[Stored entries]

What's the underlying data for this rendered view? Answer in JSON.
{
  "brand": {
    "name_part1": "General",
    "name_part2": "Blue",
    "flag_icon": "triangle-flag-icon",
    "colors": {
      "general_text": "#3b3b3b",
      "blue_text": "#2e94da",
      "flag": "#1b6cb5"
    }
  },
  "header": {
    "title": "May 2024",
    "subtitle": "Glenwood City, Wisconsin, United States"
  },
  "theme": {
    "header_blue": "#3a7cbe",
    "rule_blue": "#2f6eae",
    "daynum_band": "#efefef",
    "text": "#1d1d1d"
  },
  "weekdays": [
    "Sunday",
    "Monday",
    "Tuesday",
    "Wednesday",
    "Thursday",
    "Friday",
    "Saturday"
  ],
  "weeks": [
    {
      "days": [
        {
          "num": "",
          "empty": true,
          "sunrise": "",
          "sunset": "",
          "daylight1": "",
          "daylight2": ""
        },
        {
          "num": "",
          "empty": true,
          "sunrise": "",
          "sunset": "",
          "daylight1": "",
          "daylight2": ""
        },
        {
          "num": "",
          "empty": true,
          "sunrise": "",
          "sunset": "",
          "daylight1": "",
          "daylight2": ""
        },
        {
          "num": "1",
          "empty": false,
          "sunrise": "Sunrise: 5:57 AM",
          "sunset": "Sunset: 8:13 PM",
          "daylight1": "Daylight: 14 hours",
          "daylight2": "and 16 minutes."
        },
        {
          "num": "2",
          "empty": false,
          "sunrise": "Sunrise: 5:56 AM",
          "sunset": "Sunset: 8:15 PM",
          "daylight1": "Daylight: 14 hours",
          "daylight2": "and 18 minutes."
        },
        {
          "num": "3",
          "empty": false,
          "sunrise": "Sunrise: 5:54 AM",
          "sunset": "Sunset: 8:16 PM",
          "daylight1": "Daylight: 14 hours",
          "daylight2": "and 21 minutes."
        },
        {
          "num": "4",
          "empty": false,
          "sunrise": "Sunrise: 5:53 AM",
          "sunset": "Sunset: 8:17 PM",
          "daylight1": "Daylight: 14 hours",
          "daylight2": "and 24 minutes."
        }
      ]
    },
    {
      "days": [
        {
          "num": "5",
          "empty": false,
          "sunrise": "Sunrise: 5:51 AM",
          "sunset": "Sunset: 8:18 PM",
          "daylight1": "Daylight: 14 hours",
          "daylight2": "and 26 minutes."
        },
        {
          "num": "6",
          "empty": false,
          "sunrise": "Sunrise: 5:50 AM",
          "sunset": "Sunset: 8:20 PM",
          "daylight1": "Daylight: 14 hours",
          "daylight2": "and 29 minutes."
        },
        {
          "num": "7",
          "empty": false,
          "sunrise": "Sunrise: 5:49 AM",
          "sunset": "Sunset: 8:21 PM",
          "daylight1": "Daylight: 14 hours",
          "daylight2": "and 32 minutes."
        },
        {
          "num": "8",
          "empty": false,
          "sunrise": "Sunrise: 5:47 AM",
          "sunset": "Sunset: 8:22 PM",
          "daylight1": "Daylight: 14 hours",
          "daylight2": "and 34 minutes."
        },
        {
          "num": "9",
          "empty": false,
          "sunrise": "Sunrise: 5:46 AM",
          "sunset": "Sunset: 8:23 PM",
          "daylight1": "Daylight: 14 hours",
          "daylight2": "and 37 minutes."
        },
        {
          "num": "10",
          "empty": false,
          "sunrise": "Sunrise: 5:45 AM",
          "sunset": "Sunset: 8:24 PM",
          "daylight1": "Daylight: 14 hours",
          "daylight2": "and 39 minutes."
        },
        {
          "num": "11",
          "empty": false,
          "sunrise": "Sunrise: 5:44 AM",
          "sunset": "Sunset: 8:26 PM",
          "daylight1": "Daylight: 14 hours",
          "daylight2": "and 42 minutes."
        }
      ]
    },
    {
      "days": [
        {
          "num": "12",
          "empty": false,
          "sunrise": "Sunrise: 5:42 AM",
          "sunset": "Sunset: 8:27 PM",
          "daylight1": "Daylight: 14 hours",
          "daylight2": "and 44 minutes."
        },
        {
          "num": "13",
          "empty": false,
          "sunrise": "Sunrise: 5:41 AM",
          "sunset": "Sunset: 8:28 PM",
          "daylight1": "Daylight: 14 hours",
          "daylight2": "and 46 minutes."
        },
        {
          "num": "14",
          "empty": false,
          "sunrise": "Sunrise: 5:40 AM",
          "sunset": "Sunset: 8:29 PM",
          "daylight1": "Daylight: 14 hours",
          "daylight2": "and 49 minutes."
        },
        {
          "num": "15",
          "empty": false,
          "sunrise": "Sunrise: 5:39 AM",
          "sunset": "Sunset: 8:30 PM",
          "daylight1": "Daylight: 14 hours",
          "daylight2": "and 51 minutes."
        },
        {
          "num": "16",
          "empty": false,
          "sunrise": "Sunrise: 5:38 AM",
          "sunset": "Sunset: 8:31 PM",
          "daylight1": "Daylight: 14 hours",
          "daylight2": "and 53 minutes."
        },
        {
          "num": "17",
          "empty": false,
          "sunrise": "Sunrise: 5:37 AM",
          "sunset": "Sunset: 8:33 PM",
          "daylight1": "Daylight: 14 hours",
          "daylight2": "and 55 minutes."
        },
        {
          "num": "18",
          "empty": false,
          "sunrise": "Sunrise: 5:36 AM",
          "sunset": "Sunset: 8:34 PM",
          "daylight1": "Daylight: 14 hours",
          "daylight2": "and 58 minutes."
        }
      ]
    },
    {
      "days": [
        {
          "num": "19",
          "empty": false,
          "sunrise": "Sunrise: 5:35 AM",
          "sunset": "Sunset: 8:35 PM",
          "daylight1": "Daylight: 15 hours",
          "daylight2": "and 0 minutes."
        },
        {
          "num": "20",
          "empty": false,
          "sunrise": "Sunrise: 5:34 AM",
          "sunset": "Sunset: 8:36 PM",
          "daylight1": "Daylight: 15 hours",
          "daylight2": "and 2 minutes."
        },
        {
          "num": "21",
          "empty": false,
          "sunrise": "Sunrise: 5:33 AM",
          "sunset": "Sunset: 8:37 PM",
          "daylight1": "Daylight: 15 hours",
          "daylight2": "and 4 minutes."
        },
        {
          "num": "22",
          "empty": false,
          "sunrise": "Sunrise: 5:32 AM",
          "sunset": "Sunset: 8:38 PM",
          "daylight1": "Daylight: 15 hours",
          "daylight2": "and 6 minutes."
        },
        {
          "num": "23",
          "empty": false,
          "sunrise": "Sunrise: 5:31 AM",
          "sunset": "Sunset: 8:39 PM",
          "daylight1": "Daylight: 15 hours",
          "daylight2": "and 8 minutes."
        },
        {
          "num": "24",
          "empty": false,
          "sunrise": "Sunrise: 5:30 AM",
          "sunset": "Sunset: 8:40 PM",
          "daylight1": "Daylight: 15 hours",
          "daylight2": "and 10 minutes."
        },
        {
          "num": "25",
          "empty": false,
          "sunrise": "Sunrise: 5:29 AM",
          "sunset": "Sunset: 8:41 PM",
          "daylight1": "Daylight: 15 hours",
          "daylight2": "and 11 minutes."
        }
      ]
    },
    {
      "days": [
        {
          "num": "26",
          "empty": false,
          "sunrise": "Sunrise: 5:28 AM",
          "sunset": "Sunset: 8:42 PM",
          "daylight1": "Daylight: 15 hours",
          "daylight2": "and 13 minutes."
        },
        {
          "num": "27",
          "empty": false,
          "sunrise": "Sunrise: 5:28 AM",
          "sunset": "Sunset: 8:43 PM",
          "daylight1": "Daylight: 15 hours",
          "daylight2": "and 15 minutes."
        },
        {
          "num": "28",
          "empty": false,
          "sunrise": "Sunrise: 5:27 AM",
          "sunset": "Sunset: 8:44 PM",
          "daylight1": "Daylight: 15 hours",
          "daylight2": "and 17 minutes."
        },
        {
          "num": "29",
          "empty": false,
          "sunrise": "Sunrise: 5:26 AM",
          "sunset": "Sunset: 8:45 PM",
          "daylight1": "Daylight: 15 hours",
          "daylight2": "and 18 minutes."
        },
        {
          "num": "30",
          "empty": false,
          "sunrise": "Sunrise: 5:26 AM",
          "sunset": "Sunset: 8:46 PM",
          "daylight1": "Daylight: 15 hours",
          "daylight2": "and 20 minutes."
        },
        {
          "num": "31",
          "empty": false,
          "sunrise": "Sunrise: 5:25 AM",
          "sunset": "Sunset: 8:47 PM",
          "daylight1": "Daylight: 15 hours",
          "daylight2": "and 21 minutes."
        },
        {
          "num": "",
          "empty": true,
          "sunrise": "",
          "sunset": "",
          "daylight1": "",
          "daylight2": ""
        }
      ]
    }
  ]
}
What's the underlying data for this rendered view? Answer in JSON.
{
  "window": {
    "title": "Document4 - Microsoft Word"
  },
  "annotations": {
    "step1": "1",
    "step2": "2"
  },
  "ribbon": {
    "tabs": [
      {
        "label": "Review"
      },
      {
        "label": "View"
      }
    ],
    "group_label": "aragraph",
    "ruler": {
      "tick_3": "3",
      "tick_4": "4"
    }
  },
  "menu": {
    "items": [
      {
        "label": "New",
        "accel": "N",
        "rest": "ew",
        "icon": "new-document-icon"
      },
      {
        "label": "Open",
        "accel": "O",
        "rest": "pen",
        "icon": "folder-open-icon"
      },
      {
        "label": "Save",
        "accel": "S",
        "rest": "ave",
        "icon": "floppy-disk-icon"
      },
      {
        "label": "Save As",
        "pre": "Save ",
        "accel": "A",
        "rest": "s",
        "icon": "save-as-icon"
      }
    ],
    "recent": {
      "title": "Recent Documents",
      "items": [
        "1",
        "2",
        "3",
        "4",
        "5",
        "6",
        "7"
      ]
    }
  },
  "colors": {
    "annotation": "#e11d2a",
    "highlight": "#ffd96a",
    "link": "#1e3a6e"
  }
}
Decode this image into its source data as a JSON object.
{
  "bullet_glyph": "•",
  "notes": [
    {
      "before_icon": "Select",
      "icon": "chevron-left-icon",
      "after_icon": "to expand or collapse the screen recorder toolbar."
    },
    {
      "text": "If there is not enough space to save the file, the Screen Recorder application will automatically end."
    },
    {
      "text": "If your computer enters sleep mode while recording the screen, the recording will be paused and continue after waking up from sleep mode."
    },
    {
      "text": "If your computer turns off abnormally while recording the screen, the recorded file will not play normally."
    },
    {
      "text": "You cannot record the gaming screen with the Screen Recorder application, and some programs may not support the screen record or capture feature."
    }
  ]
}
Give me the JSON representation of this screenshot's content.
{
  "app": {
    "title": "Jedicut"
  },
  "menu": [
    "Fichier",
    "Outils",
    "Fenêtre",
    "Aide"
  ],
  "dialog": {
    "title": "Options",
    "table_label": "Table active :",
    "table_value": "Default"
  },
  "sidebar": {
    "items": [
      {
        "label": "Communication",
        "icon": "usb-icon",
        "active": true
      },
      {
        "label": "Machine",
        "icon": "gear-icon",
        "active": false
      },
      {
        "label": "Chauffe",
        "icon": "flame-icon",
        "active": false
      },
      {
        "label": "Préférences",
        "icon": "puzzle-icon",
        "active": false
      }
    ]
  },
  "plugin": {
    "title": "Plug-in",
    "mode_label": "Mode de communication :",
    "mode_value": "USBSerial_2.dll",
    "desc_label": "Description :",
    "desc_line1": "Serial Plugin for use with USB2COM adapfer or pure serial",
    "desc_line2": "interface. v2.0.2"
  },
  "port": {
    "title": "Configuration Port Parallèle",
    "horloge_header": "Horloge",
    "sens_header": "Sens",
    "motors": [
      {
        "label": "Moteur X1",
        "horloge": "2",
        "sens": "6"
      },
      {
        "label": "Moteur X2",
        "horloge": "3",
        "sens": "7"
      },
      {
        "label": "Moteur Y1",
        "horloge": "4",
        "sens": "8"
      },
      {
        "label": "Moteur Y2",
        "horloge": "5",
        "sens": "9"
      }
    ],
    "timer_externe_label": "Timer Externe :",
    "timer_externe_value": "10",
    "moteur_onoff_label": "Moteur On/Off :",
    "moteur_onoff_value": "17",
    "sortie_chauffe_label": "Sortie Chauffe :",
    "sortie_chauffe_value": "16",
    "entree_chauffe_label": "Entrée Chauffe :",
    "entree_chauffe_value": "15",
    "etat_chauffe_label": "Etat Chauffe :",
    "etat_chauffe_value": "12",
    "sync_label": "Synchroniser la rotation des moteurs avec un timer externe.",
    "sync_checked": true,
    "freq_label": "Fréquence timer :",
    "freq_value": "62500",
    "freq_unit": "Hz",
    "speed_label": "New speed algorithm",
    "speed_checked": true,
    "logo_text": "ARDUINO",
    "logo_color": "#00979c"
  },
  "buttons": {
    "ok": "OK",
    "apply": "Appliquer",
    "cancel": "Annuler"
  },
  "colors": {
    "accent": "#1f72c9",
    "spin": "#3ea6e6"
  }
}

§ Goal
Filter the records above for "application" and copy every matching line.

§ Full output
      "text": "If there is not enough space to save the file, the Screen Recorder application will automatically end."
      "text": "You cannot record the gaming screen with the Screen Recorder application, and some programs may not support the screen record or capture feature."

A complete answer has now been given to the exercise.